Task instructions:
Return the listing word for word, as given.

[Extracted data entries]
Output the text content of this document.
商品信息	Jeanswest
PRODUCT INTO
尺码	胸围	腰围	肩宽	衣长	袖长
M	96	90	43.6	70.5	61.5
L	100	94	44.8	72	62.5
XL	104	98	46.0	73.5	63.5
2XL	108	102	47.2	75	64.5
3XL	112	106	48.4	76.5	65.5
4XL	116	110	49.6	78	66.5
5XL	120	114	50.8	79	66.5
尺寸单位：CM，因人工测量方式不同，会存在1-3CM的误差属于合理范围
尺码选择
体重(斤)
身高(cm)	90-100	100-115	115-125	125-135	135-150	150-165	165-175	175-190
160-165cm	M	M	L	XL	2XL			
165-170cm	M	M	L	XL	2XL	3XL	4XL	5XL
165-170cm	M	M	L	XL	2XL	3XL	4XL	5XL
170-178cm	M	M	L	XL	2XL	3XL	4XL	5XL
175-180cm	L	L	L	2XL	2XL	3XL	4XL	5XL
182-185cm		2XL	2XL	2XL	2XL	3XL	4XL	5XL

Output of the exercise:
Output the text content of this document.
商品信息	Jeanswest
PRODUCT INTO
尺码	胸围	腰围	肩宽	衣长	袖长
M	96	90	43.6	70.5	61.5
L	100	94	44.8	72	62.5
XL	104	98	46.0	73.5	63.5
2XL	108	102	47.2	75	64.5
3XL	112	106	48.4	76.5	65.5
4XL	116	110	49.6	78	66.5
5XL	120	114	50.8	79	66.5
尺寸单位：CM，因人工测量方式不同，会存在1-3CM的误差属于合理范围
尺码选择
体重(斤)
身高(cm)	90-100	100-115	115-125	125-135	135-150	150-165	165-175	175-190
160-165cm	M	M	L	XL	2XL			
165-170cm	M	M	L	XL	2XL	3XL	4XL	5XL
165-170cm	M	M	L	XL	2XL	3XL	4XL	5XL
170-178cm	M	M	L	XL	2XL	3XL	4XL	5XL
175-180cm	L	L	L	2XL	2XL	3XL	4XL	5XL
182-185cm		2XL	2XL	2XL	2XL	3XL	4XL	5XL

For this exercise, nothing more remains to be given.